Exercise goal =>
Find each line holding "this" and copy it out.

Source data:
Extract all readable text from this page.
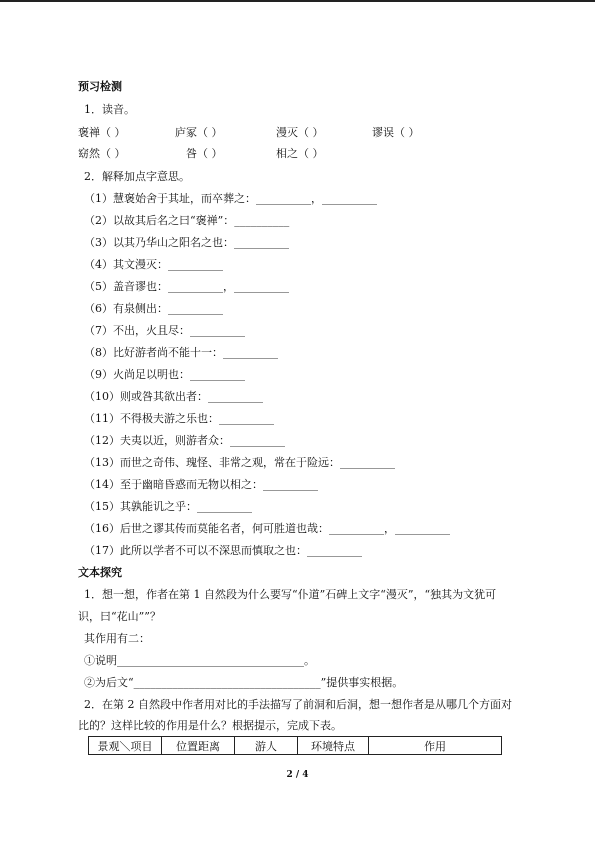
预习检测
1．读音。
褒禅（ ）	庐冢（ ）	漫灭（ ）	谬误（ ）
窈然（ ）	咎（ ）	相之（ ）
2．解释加点字意思。
（1）慧褒始舍于其址，而卒葬之：__________，__________
（2）以故其后名之曰“褒禅”：__________
（3）以其乃华山之阳名之也：__________
（4）其文漫灭：__________
（5）盖音谬也：__________，__________
（6）有泉侧出：__________
（7）不出，火且尽：__________
（8）比好游者尚不能十一：__________
（9）火尚足以明也：__________
（10）则或咎其欲出者：__________
（11）不得极夫游之乐也：__________
（12）夫夷以近，则游者众：__________
（13）而世之奇伟、瑰怪、非常之观，常在于险远：__________
（14）至于幽暗昏惑而无物以相之：__________
（15）其孰能讥之乎：__________
（16）后世之谬其传而莫能名者，何可胜道也哉：__________，__________
（17）此所以学者不可以不深思而慎取之也：__________
文本探究
1．想一想，作者在第 1 自然段为什么要写“仆道”石碑上文字“漫灭”，“独其为文犹可
识，曰“花山””？
其作用有二：
①说明__________________________________。
②为后文“__________________________________”提供事实根据。
2．在第 2 自然段中作者用对比的手法描写了前洞和后洞，想一想作者是从哪几个方面对
比的？这样比较的作用是什么？根据提示，完成下表。
景观＼项目	位置距离	游人	环境特点	作用
2 / 4
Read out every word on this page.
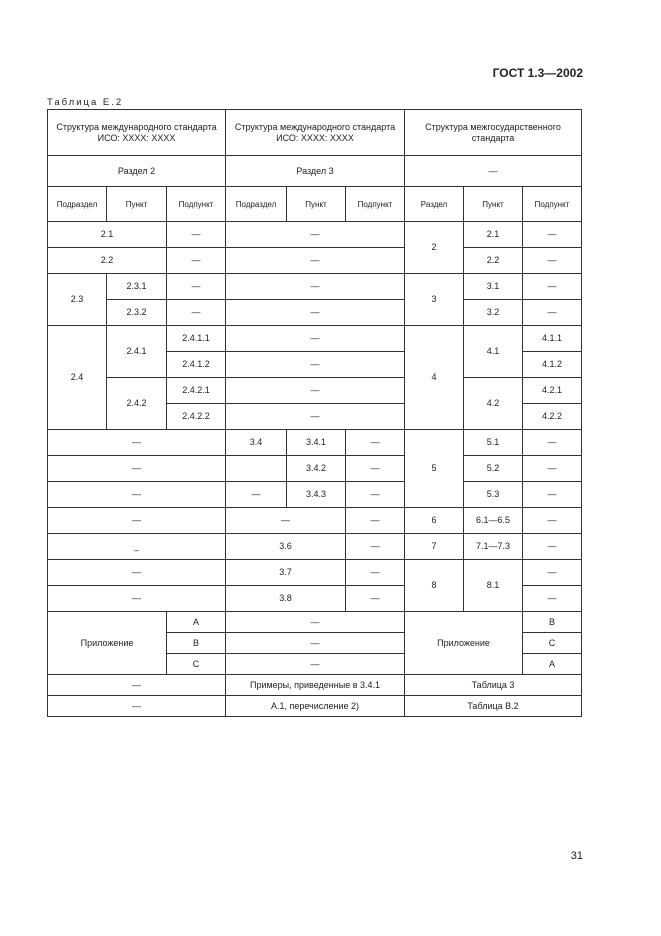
ГОСТ 1.3—2002
Таблица Е.2
Структура международного стандарта ИСО: XXXX: XXXX			Структура международного стандарта ИСО: XXXX: XXXX			Структура межгосударственного стандарта		
Раздел 2			Раздел 3			—		
Подраздел	Пункт	Подпункт	Подраздел	Пункт	Подпункт	Раздел	Пункт	Подпункт
2.1		—	—			2	2.1	—
2.2		—	—				2.2	—
2.3	2.3.1	—	—			3	3.1	—
	2.3.2	—	—				3.2	—
2.4	2.4.1	2.4.1.1	—			4	4.1	4.1.1
		2.4.1.2	—					4.1.2
	2.4.2	2.4.2.1	—				4.2	4.2.1
		2.4.2.2	—					4.2.2
—			3.4	3.4.1	—	5	5.1	—
—				3.4.2	—		5.2	—
—			—	3.4.3	—		5.3	—
—			—		—	6	6.1—6.5	—
_			3.6		—	7	7.1—7.3	—
—			3.7		—	8	8.1	—
—			3.8		—			—
Приложение		A	—			Приложение		B
		B	—					C
		C	—					A
—			Примеры, приведенные в 3.4.1			Таблица 3		
—			А.1, перечисление 2)			Таблица В.2		
31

Exercise response =>
Extract all readable text from this page.
Read out every word on this page.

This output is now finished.